Exercise
Could you copy every line of the material below word for word, leaving out the pictures?

── Listed records ──

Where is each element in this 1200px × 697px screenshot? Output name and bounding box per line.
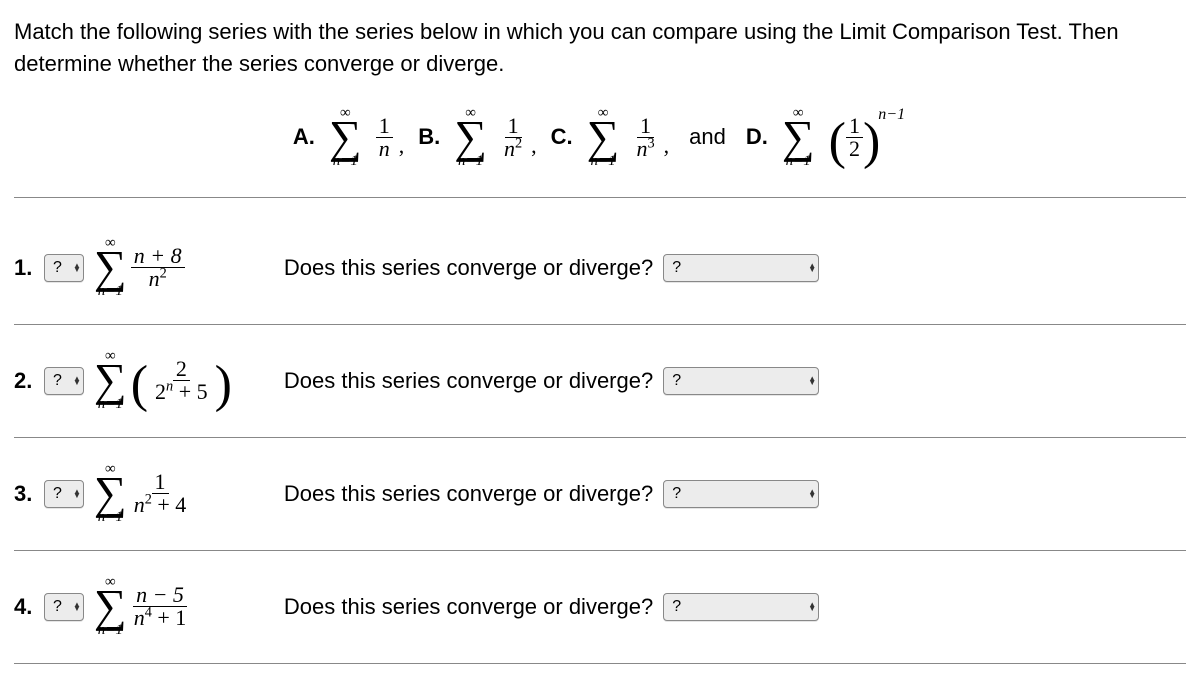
match-select-4[interactable]: ? ▲▼ (44, 593, 84, 621)
match-select-2[interactable]: ? ▲▼ (44, 367, 84, 395)
option-d-label: D. (746, 124, 768, 150)
stepper-icon: ▲▼ (73, 377, 81, 385)
option-a-label: A. (293, 124, 315, 150)
comparison-options-row: A. ∞ ∑ n=1 1 n , B. ∞ ∑ n=1 1 n2 , C. ∞ … (14, 106, 1186, 169)
stepper-icon: ▲▼ (808, 264, 816, 272)
comma: , (399, 133, 405, 159)
sigma-d: ∞ ∑ n=1 (782, 106, 815, 169)
series-expr-1: ∞ ∑ n=1 n + 8 n2 (94, 236, 264, 299)
converge-question-text: Does this series converge or diverge? (284, 255, 653, 281)
stepper-icon: ▲▼ (73, 603, 81, 611)
question-number: 2. (14, 368, 34, 394)
option-b-label: B. (418, 124, 440, 150)
option-b-fraction: 1 n2 (501, 115, 525, 160)
stepper-icon: ▲▼ (73, 490, 81, 498)
match-select-3[interactable]: ? ▲▼ (44, 480, 84, 508)
question-row-1: 1. ? ▲▼ ∞ ∑ n=1 n + 8 n2 Does this serie… (14, 212, 1186, 325)
question-row-4: 4. ? ▲▼ ∞ ∑ n=1 n − 5 n4 + 1 Does this s… (14, 551, 1186, 664)
option-c-fraction: 1 n3 (633, 115, 657, 160)
sigma-a: ∞ ∑ n=1 (329, 106, 362, 169)
stepper-icon: ▲▼ (808, 377, 816, 385)
option-d-expr: ( 1 2 ) n−1 (829, 115, 907, 160)
comma: , (531, 133, 537, 159)
question-number: 1. (14, 255, 34, 281)
series-expr-3: ∞ ∑ n=1 1 n2 + 4 (94, 462, 264, 525)
question-row-3: 3. ? ▲▼ ∞ ∑ n=1 1 n2 + 4 Does this serie… (14, 438, 1186, 551)
question-number: 4. (14, 594, 34, 620)
comma: , (664, 133, 670, 159)
option-a-fraction: 1 n (376, 115, 393, 160)
converge-select-4[interactable]: ? ▲▼ (663, 593, 819, 621)
converge-select-3[interactable]: ? ▲▼ (663, 480, 819, 508)
series-expr-4: ∞ ∑ n=1 n − 5 n4 + 1 (94, 575, 264, 638)
stepper-icon: ▲▼ (73, 264, 81, 272)
instructions-text: Match the following series with the seri… (14, 16, 1186, 80)
divider (14, 197, 1186, 198)
converge-select-1[interactable]: ? ▲▼ (663, 254, 819, 282)
series-expr-2: ∞ ∑ n=1 ( 2 2n + 5 ) (94, 349, 264, 412)
converge-question-text: Does this series converge or diverge? (284, 481, 653, 507)
stepper-icon: ▲▼ (808, 603, 816, 611)
sigma-c: ∞ ∑ n=1 (587, 106, 620, 169)
question-number: 3. (14, 481, 34, 507)
match-select-1[interactable]: ? ▲▼ (44, 254, 84, 282)
converge-question-text: Does this series converge or diverge? (284, 368, 653, 394)
question-row-2: 2. ? ▲▼ ∞ ∑ n=1 ( 2 2n + 5 ) Does this s… (14, 325, 1186, 438)
converge-question-text: Does this series converge or diverge? (284, 594, 653, 620)
stepper-icon: ▲▼ (808, 490, 816, 498)
sigma-b: ∞ ∑ n=1 (454, 106, 487, 169)
converge-select-2[interactable]: ? ▲▼ (663, 367, 819, 395)
and-word: and (689, 124, 726, 150)
option-c-label: C. (551, 124, 573, 150)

───

Response to this exercise
Where is each element in this 1200px × 697px screenshot? Output name and bounding box per line.
match-select-4[interactable]: ? ▲▼ (44, 593, 84, 621)
match-select-2[interactable]: ? ▲▼ (44, 367, 84, 395)
option-d-label: D. (746, 124, 768, 150)
stepper-icon: ▲▼ (73, 377, 81, 385)
option-a-label: A. (293, 124, 315, 150)
comparison-options-row: A. ∞ ∑ n=1 1 n , B. ∞ ∑ n=1 1 n2 , C. ∞ … (14, 106, 1186, 169)
stepper-icon: ▲▼ (808, 264, 816, 272)
comma: , (399, 133, 405, 159)
sigma-d: ∞ ∑ n=1 (782, 106, 815, 169)
series-expr-1: ∞ ∑ n=1 n + 8 n2 (94, 236, 264, 299)
converge-question-text: Does this series converge or diverge? (284, 255, 653, 281)
stepper-icon: ▲▼ (73, 603, 81, 611)
question-number: 2. (14, 368, 34, 394)
option-b-label: B. (418, 124, 440, 150)
option-b-fraction: 1 n2 (501, 115, 525, 160)
stepper-icon: ▲▼ (73, 490, 81, 498)
match-select-3[interactable]: ? ▲▼ (44, 480, 84, 508)
question-row-1: 1. ? ▲▼ ∞ ∑ n=1 n + 8 n2 Does this serie… (14, 212, 1186, 325)
question-row-4: 4. ? ▲▼ ∞ ∑ n=1 n − 5 n4 + 1 Does this s… (14, 551, 1186, 664)
option-c-fraction: 1 n3 (633, 115, 657, 160)
sigma-a: ∞ ∑ n=1 (329, 106, 362, 169)
stepper-icon: ▲▼ (808, 377, 816, 385)
option-d-expr: ( 1 2 ) n−1 (829, 115, 907, 160)
comma: , (531, 133, 537, 159)
question-number: 1. (14, 255, 34, 281)
series-expr-3: ∞ ∑ n=1 1 n2 + 4 (94, 462, 264, 525)
question-row-3: 3. ? ▲▼ ∞ ∑ n=1 1 n2 + 4 Does this serie… (14, 438, 1186, 551)
question-number: 4. (14, 594, 34, 620)
comma: , (664, 133, 670, 159)
option-a-fraction: 1 n (376, 115, 393, 160)
converge-select-4[interactable]: ? ▲▼ (663, 593, 819, 621)
converge-select-3[interactable]: ? ▲▼ (663, 480, 819, 508)
series-expr-4: ∞ ∑ n=1 n − 5 n4 + 1 (94, 575, 264, 638)
stepper-icon: ▲▼ (73, 264, 81, 272)
instructions-text: Match the following series with the seri… (14, 16, 1186, 80)
divider (14, 197, 1186, 198)
converge-select-1[interactable]: ? ▲▼ (663, 254, 819, 282)
series-expr-2: ∞ ∑ n=1 ( 2 2n + 5 ) (94, 349, 264, 412)
converge-question-text: Does this series converge or diverge? (284, 481, 653, 507)
stepper-icon: ▲▼ (808, 603, 816, 611)
sigma-c: ∞ ∑ n=1 (587, 106, 620, 169)
question-number: 3. (14, 481, 34, 507)
match-select-1[interactable]: ? ▲▼ (44, 254, 84, 282)
converge-question-text: Does this series converge or diverge? (284, 368, 653, 394)
question-row-2: 2. ? ▲▼ ∞ ∑ n=1 ( 2 2n + 5 ) Does this s… (14, 325, 1186, 438)
converge-question-text: Does this series converge or diverge? (284, 594, 653, 620)
stepper-icon: ▲▼ (808, 490, 816, 498)
sigma-b: ∞ ∑ n=1 (454, 106, 487, 169)
converge-select-2[interactable]: ? ▲▼ (663, 367, 819, 395)
and-word: and (689, 124, 726, 150)
option-c-label: C. (551, 124, 573, 150)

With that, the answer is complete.